_Records provided:_
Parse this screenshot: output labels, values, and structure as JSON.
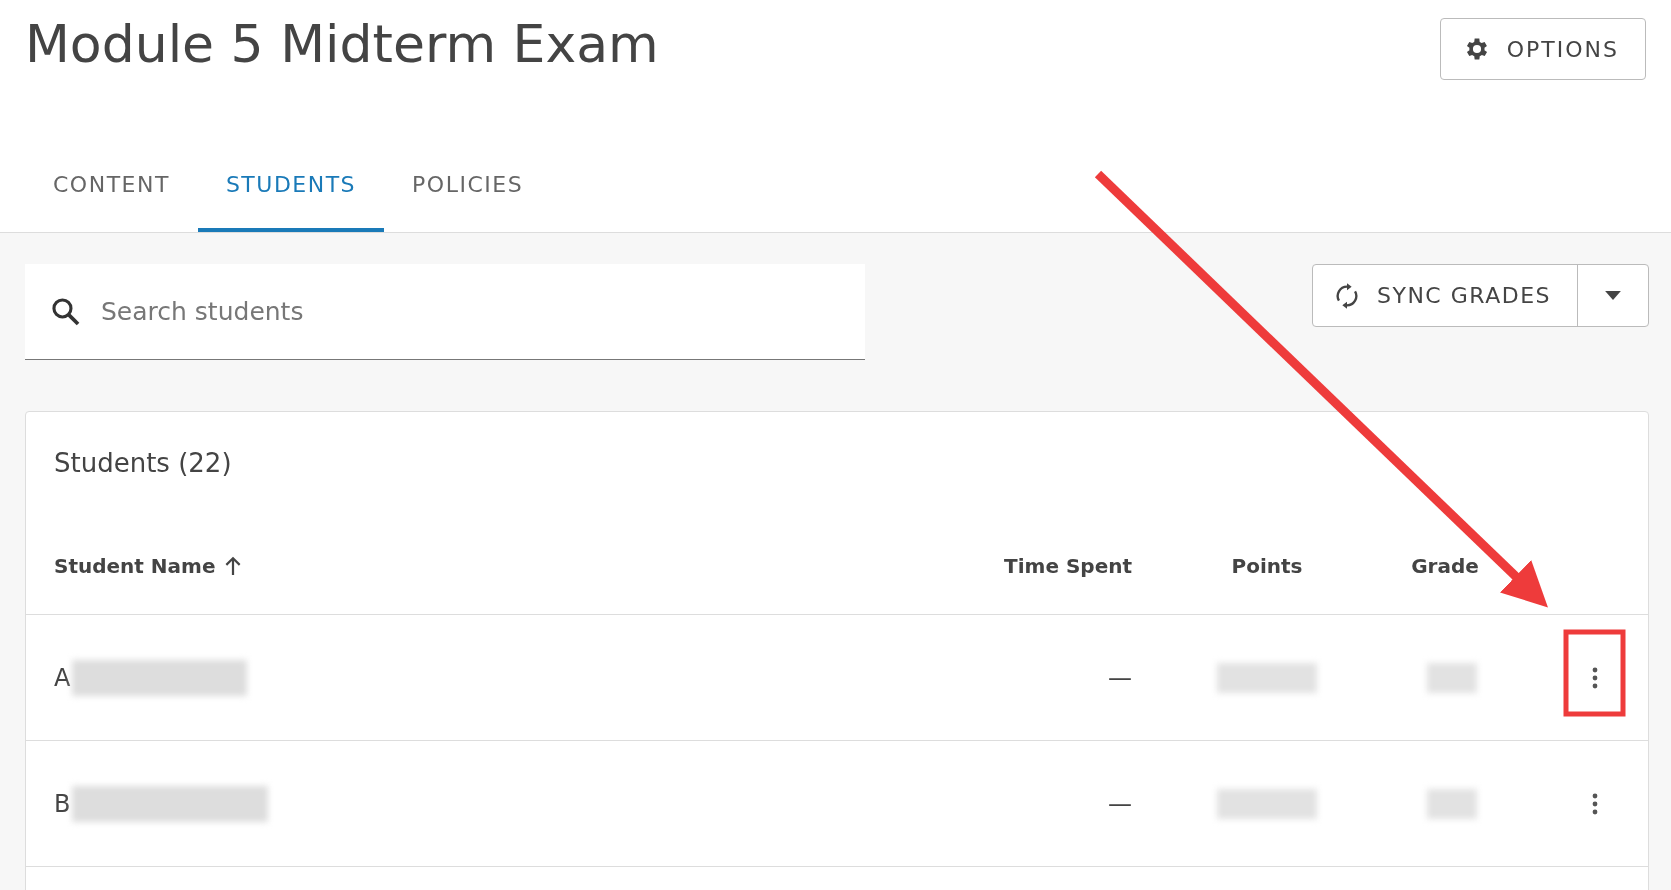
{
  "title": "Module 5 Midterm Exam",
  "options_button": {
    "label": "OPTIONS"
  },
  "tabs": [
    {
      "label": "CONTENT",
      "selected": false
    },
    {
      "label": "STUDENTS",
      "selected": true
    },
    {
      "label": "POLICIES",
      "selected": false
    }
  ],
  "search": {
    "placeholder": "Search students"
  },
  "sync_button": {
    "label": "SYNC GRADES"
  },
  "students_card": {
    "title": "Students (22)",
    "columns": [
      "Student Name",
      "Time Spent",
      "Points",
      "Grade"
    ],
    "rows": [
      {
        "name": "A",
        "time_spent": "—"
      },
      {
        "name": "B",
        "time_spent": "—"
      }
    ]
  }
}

_What the task asks:_
Keep every word of the data as it is when you write it out, but drop the pictures.

_Answer to this problem:_
Parse this screenshot: output labels, values, and structure as JSON.
{
  "title": "Module 5 Midterm Exam",
  "options_button": {
    "label": "OPTIONS"
  },
  "tabs": [
    {
      "label": "CONTENT",
      "selected": false
    },
    {
      "label": "STUDENTS",
      "selected": true
    },
    {
      "label": "POLICIES",
      "selected": false
    }
  ],
  "search": {
    "placeholder": "Search students"
  },
  "sync_button": {
    "label": "SYNC GRADES"
  },
  "students_card": {
    "title": "Students (22)",
    "columns": [
      "Student Name",
      "Time Spent",
      "Points",
      "Grade"
    ],
    "rows": [
      {
        "name": "A",
        "time_spent": "—"
      },
      {
        "name": "B",
        "time_spent": "—"
      }
    ]
  }
}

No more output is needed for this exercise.